Task to carry out. Without the pictures, set down every line of the data exactly.

Records supplied.
##########
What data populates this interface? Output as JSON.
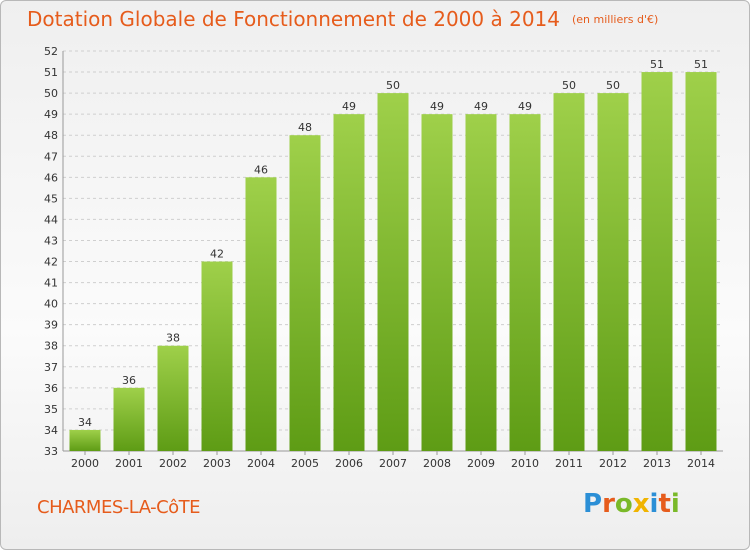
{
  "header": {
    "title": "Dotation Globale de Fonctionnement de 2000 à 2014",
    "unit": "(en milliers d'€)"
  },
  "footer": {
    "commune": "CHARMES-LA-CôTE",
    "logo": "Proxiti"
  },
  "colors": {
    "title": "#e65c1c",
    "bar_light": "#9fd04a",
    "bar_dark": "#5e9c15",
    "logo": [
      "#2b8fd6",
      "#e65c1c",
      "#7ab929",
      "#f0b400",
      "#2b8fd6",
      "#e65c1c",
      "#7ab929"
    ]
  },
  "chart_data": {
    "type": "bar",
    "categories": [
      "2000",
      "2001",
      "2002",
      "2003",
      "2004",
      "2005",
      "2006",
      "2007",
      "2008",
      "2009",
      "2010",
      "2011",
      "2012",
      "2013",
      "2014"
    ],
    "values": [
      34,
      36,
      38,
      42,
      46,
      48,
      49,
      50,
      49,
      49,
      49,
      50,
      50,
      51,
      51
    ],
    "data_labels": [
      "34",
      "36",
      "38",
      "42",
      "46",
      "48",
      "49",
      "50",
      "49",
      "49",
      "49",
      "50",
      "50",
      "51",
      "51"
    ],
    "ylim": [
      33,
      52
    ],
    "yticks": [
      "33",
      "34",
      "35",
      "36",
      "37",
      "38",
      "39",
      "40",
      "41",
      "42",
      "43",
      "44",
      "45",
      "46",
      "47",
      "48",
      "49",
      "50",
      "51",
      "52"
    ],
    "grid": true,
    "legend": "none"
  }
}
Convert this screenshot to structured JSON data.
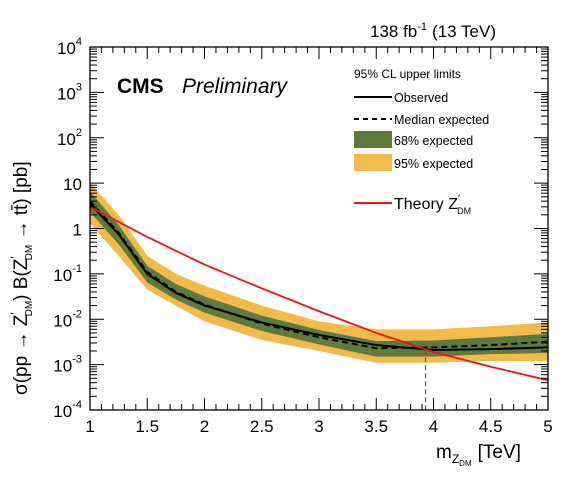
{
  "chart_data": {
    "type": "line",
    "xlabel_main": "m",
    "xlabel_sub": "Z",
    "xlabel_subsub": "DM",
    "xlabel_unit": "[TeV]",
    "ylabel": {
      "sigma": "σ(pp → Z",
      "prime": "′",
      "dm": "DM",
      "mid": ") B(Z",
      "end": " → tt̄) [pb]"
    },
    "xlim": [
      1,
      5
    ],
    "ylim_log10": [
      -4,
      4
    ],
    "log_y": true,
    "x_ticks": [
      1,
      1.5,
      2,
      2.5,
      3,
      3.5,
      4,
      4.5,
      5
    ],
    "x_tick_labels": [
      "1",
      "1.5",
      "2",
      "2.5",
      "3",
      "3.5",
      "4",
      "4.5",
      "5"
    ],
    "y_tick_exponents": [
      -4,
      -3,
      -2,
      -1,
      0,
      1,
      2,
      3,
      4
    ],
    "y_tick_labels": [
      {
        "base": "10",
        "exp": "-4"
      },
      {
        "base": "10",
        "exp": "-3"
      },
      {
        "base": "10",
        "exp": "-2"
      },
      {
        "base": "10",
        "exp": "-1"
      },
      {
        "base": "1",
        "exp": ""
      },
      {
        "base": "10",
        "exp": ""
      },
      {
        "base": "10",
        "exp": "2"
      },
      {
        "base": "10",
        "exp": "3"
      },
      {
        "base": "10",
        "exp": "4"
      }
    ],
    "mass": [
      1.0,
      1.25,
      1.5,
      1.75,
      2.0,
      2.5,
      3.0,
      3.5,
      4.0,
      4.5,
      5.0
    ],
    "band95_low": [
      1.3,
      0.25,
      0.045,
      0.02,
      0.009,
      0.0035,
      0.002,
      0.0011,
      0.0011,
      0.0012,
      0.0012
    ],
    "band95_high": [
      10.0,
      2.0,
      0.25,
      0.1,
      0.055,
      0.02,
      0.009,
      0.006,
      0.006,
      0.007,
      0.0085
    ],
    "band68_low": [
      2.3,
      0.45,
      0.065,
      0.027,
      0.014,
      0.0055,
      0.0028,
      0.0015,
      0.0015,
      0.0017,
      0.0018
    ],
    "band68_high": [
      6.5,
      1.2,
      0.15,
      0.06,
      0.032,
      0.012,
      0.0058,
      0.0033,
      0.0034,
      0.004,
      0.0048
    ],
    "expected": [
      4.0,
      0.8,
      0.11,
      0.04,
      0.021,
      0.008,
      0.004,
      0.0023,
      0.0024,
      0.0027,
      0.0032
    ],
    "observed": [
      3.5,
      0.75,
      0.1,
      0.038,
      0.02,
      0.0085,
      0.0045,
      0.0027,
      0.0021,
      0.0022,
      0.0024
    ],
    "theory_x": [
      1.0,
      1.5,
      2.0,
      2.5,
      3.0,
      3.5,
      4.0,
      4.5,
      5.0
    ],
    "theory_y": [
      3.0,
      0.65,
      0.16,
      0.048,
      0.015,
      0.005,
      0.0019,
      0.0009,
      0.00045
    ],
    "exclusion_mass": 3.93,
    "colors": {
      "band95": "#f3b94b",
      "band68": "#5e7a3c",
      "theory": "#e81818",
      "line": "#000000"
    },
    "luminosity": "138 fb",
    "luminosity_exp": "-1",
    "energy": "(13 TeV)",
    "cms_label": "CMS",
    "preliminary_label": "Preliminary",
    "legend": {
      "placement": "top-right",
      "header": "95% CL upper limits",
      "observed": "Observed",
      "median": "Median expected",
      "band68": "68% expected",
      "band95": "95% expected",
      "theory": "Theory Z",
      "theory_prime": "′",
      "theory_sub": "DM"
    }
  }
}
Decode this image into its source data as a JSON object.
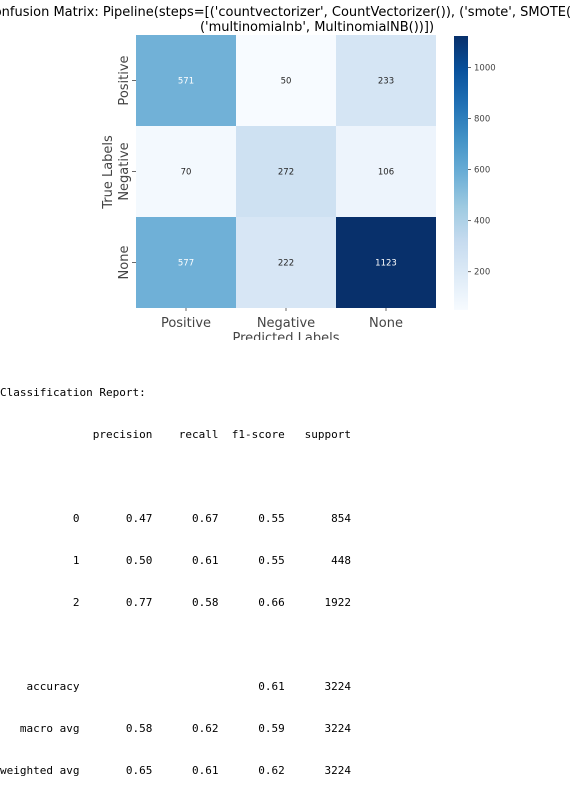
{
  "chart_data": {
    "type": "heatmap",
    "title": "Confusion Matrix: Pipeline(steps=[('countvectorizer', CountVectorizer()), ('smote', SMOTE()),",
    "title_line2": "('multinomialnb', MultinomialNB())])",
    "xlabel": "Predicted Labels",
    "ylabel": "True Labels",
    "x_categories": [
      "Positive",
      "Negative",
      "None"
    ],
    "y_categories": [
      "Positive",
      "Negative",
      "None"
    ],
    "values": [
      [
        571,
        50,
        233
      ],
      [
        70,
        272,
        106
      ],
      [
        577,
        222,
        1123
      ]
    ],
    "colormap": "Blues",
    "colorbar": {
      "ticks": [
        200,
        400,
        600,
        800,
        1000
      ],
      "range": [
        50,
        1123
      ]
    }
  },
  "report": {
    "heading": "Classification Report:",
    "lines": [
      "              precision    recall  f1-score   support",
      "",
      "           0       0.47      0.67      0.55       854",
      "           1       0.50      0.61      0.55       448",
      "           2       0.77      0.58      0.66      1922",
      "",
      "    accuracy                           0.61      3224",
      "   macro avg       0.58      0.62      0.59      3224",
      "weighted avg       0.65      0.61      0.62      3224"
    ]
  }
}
##########
Exercise result.
What data populates this interface? Output as JSON.
{
  "header": {
    "title": "Dotation Globale de Fonctionnement de 2000 à 2014",
    "unit": "(en milliers d'€)"
  },
  "footer": {
    "commune": "CHARMES-LA-CôTE",
    "logo": "Proxiti"
  },
  "colors": {
    "title": "#e65c1c",
    "bar_light": "#9fd04a",
    "bar_dark": "#5e9c15",
    "logo": [
      "#2b8fd6",
      "#e65c1c",
      "#7ab929",
      "#f0b400",
      "#2b8fd6",
      "#e65c1c",
      "#7ab929"
    ]
  },
  "chart_data": {
    "type": "bar",
    "categories": [
      "2000",
      "2001",
      "2002",
      "2003",
      "2004",
      "2005",
      "2006",
      "2007",
      "2008",
      "2009",
      "2010",
      "2011",
      "2012",
      "2013",
      "2014"
    ],
    "values": [
      34,
      36,
      38,
      42,
      46,
      48,
      49,
      50,
      49,
      49,
      49,
      50,
      50,
      51,
      51
    ],
    "data_labels": [
      "34",
      "36",
      "38",
      "42",
      "46",
      "48",
      "49",
      "50",
      "49",
      "49",
      "49",
      "50",
      "50",
      "51",
      "51"
    ],
    "ylim": [
      33,
      52
    ],
    "yticks": [
      "33",
      "34",
      "35",
      "36",
      "37",
      "38",
      "39",
      "40",
      "41",
      "42",
      "43",
      "44",
      "45",
      "46",
      "47",
      "48",
      "49",
      "50",
      "51",
      "52"
    ],
    "grid": true,
    "legend": "none"
  }
}
Convert this screenshot to structured JSON data.
{
  "chart_data": {
    "type": "line",
    "xlabel_main": "m",
    "xlabel_sub": "Z",
    "xlabel_subsub": "DM",
    "xlabel_unit": "[TeV]",
    "ylabel": {
      "sigma": "σ(pp → Z",
      "prime": "′",
      "dm": "DM",
      "mid": ") B(Z",
      "end": " → tt̄) [pb]"
    },
    "xlim": [
      1,
      5
    ],
    "ylim_log10": [
      -4,
      4
    ],
    "log_y": true,
    "x_ticks": [
      1,
      1.5,
      2,
      2.5,
      3,
      3.5,
      4,
      4.5,
      5
    ],
    "x_tick_labels": [
      "1",
      "1.5",
      "2",
      "2.5",
      "3",
      "3.5",
      "4",
      "4.5",
      "5"
    ],
    "y_tick_exponents": [
      -4,
      -3,
      -2,
      -1,
      0,
      1,
      2,
      3,
      4
    ],
    "y_tick_labels": [
      {
        "base": "10",
        "exp": "-4"
      },
      {
        "base": "10",
        "exp": "-3"
      },
      {
        "base": "10",
        "exp": "-2"
      },
      {
        "base": "10",
        "exp": "-1"
      },
      {
        "base": "1",
        "exp": ""
      },
      {
        "base": "10",
        "exp": ""
      },
      {
        "base": "10",
        "exp": "2"
      },
      {
        "base": "10",
        "exp": "3"
      },
      {
        "base": "10",
        "exp": "4"
      }
    ],
    "mass": [
      1.0,
      1.25,
      1.5,
      1.75,
      2.0,
      2.5,
      3.0,
      3.5,
      4.0,
      4.5,
      5.0
    ],
    "band95_low": [
      1.3,
      0.25,
      0.045,
      0.02,
      0.009,
      0.0035,
      0.002,
      0.0011,
      0.0011,
      0.0012,
      0.0012
    ],
    "band95_high": [
      10.0,
      2.0,
      0.25,
      0.1,
      0.055,
      0.02,
      0.009,
      0.006,
      0.006,
      0.007,
      0.0085
    ],
    "band68_low": [
      2.3,
      0.45,
      0.065,
      0.027,
      0.014,
      0.0055,
      0.0028,
      0.0015,
      0.0015,
      0.0017,
      0.0018
    ],
    "band68_high": [
      6.5,
      1.2,
      0.15,
      0.06,
      0.032,
      0.012,
      0.0058,
      0.0033,
      0.0034,
      0.004,
      0.0048
    ],
    "expected": [
      4.0,
      0.8,
      0.11,
      0.04,
      0.021,
      0.008,
      0.004,
      0.0023,
      0.0024,
      0.0027,
      0.0032
    ],
    "observed": [
      3.5,
      0.75,
      0.1,
      0.038,
      0.02,
      0.0085,
      0.0045,
      0.0027,
      0.0021,
      0.0022,
      0.0024
    ],
    "theory_x": [
      1.0,
      1.5,
      2.0,
      2.5,
      3.0,
      3.5,
      4.0,
      4.5,
      5.0
    ],
    "theory_y": [
      3.0,
      0.65,
      0.16,
      0.048,
      0.015,
      0.005,
      0.0019,
      0.0009,
      0.00045
    ],
    "exclusion_mass": 3.93,
    "colors": {
      "band95": "#f3b94b",
      "band68": "#5e7a3c",
      "theory": "#e81818",
      "line": "#000000"
    },
    "luminosity": "138 fb",
    "luminosity_exp": "-1",
    "energy": "(13 TeV)",
    "cms_label": "CMS",
    "preliminary_label": "Preliminary",
    "legend": {
      "placement": "top-right",
      "header": "95% CL upper limits",
      "observed": "Observed",
      "median": "Median expected",
      "band68": "68% expected",
      "band95": "95% expected",
      "theory": "Theory Z",
      "theory_prime": "′",
      "theory_sub": "DM"
    }
  }
}
Decode this image into its source data as a JSON object.
{
  "chart_data": {
    "type": "heatmap",
    "title": "Confusion Matrix: Pipeline(steps=[('countvectorizer', CountVectorizer()), ('smote', SMOTE()),",
    "title_line2": "('multinomialnb', MultinomialNB())])",
    "xlabel": "Predicted Labels",
    "ylabel": "True Labels",
    "x_categories": [
      "Positive",
      "Negative",
      "None"
    ],
    "y_categories": [
      "Positive",
      "Negative",
      "None"
    ],
    "values": [
      [
        571,
        50,
        233
      ],
      [
        70,
        272,
        106
      ],
      [
        577,
        222,
        1123
      ]
    ],
    "colormap": "Blues",
    "colorbar": {
      "ticks": [
        200,
        400,
        600,
        800,
        1000
      ],
      "range": [
        50,
        1123
      ]
    }
  },
  "report": {
    "heading": "Classification Report:",
    "lines": [
      "              precision    recall  f1-score   support",
      "",
      "           0       0.47      0.67      0.55       854",
      "           1       0.50      0.61      0.55       448",
      "           2       0.77      0.58      0.66      1922",
      "",
      "    accuracy                           0.61      3224",
      "   macro avg       0.58      0.62      0.59      3224",
      "weighted avg       0.65      0.61      0.62      3224"
    ]
  }
}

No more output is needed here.